** BEGIN DATA RECORDS **

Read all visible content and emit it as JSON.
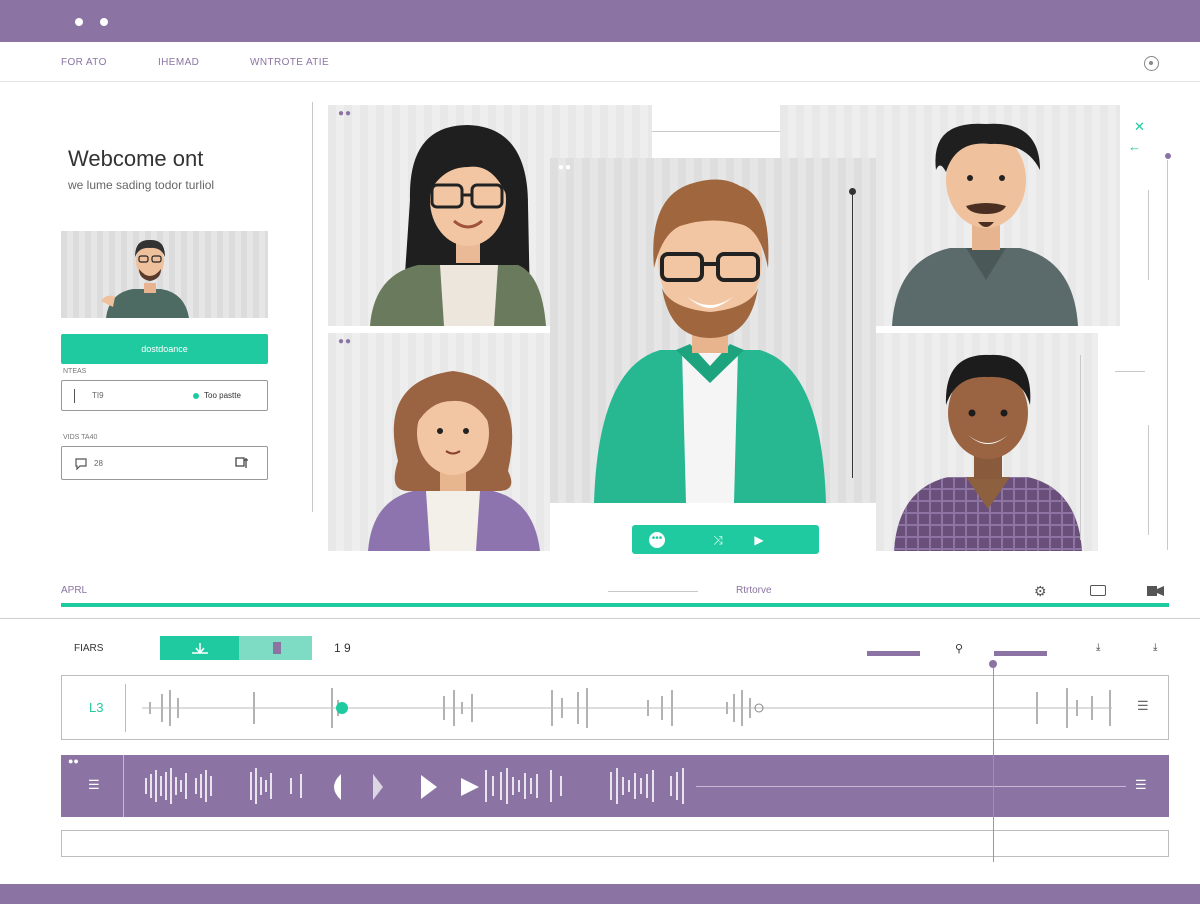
{
  "window": {
    "accent": "#8b74a3",
    "teal": "#1fcaa0"
  },
  "nav": {
    "links": [
      "FOR ATO",
      "IHEMAD",
      "WNTROTE ATIE"
    ]
  },
  "sidebar": {
    "welcome_title": "Webcome ont",
    "welcome_subtitle": "we lume sading todor turliol",
    "action_label": "dostdoance",
    "field1": {
      "label": "NTEAS",
      "value": "TI9",
      "badge": "Too pastte"
    },
    "field2": {
      "label": "VIDS TA40",
      "value": "28"
    }
  },
  "toolbar": {
    "left_label": "APRL",
    "center_label": "Rtrtorve"
  },
  "timeline": {
    "tracks_label": "FIARS",
    "time_readout": "1 9",
    "track1_label": "L3"
  },
  "icons": [
    "settings-icon",
    "close-icon",
    "back-arrow-icon",
    "chat-icon",
    "shuffle-icon",
    "play-icon",
    "gear-icon",
    "window-icon",
    "video-icon",
    "list-icon",
    "menu-icon"
  ]
}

** END DATA RECORDS **

▶ WHAT TO WORK ON:
Using the data above, print every line exactly, omitting pictures.

▶ SOLUTION TO THIS PROBLEM:
Read all visible content and emit it as JSON.
{
  "window": {
    "accent": "#8b74a3",
    "teal": "#1fcaa0"
  },
  "nav": {
    "links": [
      "FOR ATO",
      "IHEMAD",
      "WNTROTE ATIE"
    ]
  },
  "sidebar": {
    "welcome_title": "Webcome ont",
    "welcome_subtitle": "we lume sading todor turliol",
    "action_label": "dostdoance",
    "field1": {
      "label": "NTEAS",
      "value": "TI9",
      "badge": "Too pastte"
    },
    "field2": {
      "label": "VIDS TA40",
      "value": "28"
    }
  },
  "toolbar": {
    "left_label": "APRL",
    "center_label": "Rtrtorve"
  },
  "timeline": {
    "tracks_label": "FIARS",
    "time_readout": "1 9",
    "track1_label": "L3"
  },
  "icons": [
    "settings-icon",
    "close-icon",
    "back-arrow-icon",
    "chat-icon",
    "shuffle-icon",
    "play-icon",
    "gear-icon",
    "window-icon",
    "video-icon",
    "list-icon",
    "menu-icon"
  ]
}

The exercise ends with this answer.